### Problem requirements
Report all lines holding "this".

### Provided information
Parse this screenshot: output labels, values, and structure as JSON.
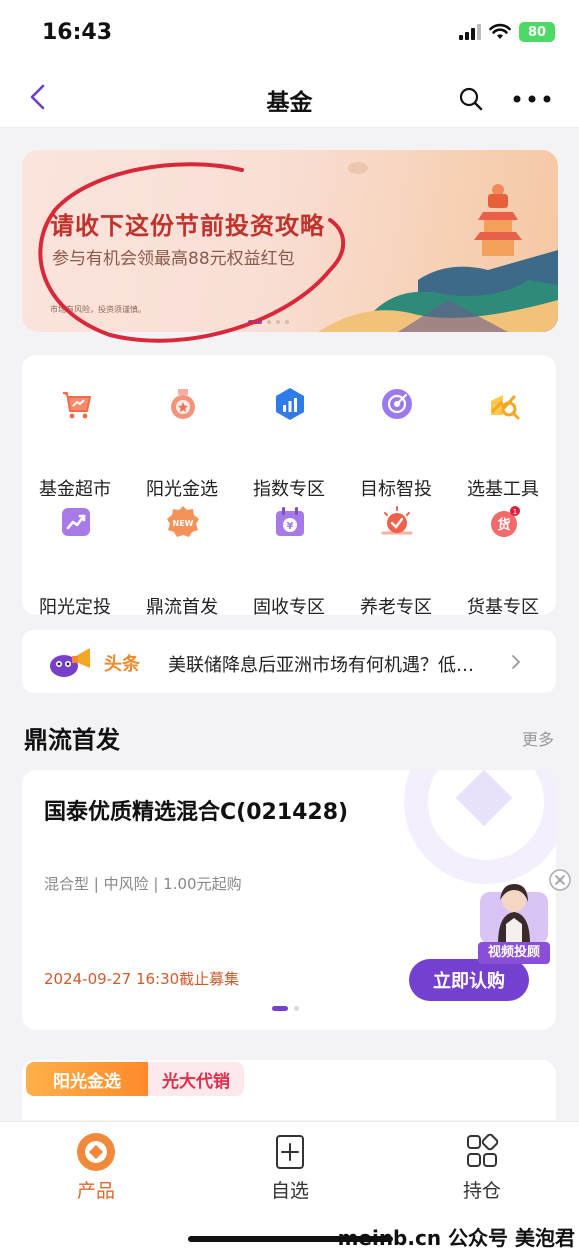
{
  "status_bar": {
    "time": "16:43",
    "battery": "80"
  },
  "nav": {
    "title": "基金"
  },
  "banner": {
    "title": "请收下这份节前投资攻略",
    "subtitle": "参与有机会领最高88元权益红包",
    "note": "市场有风险，投资须谨慎。"
  },
  "menu": {
    "items": [
      {
        "label": "基金超市",
        "icon": "cart-icon",
        "color": "#f26a4a"
      },
      {
        "label": "阳光金选",
        "icon": "medal-icon",
        "color": "#f0705a"
      },
      {
        "label": "指数专区",
        "icon": "chart-bar-icon",
        "color": "#2f7be8"
      },
      {
        "label": "目标智投",
        "icon": "target-icon",
        "color": "#8a6ae8"
      },
      {
        "label": "选基工具",
        "icon": "tool-icon",
        "color": "#f5a623"
      },
      {
        "label": "阳光定投",
        "icon": "trend-icon",
        "color": "#9a6ae0"
      },
      {
        "label": "鼎流首发",
        "icon": "new-badge-icon",
        "color": "#f0804a"
      },
      {
        "label": "固收专区",
        "icon": "calendar-yuan-icon",
        "color": "#9a6ae0"
      },
      {
        "label": "养老专区",
        "icon": "sun-check-icon",
        "color": "#f0604a"
      },
      {
        "label": "货基专区",
        "icon": "money-bag-icon",
        "color": "#f05a5a"
      }
    ]
  },
  "news": {
    "tag": "头条",
    "text": "美联储降息后亚洲市场有何机遇？低…"
  },
  "section": {
    "title": "鼎流首发",
    "more": "更多"
  },
  "fund": {
    "name": "国泰优质精选混合C(021428)",
    "tags": "混合型 | 中风险 | 1.00元起购",
    "deadline": "2024-09-27 16:30截止募集",
    "buy_label": "立即认购"
  },
  "advisor": {
    "label": "视频投顾"
  },
  "tabs": {
    "a": "阳光金选",
    "b": "光大代销"
  },
  "bottom_nav": [
    {
      "label": "产品",
      "active": true
    },
    {
      "label": "自选",
      "active": false
    },
    {
      "label": "持仓",
      "active": false
    }
  ],
  "watermark": "meinb.cn 公众号 美泡君",
  "colors": {
    "accent": "#7440cf",
    "orange": "#e06a2a",
    "banner_red": "#c0322c"
  }
}
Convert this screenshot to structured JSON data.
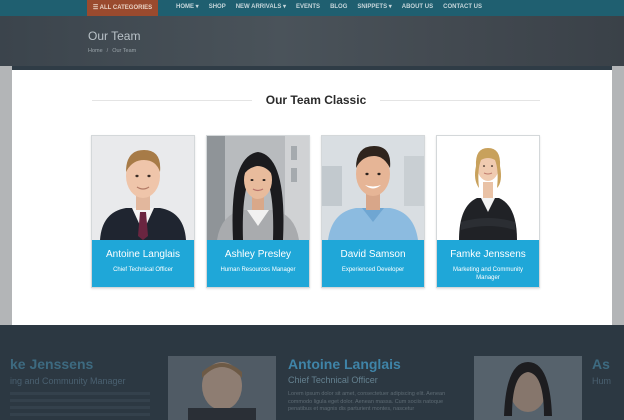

### Problem solution
Parse this screenshot: output labels, values, and structure as JSON.
Convert this screenshot to structured JSON data.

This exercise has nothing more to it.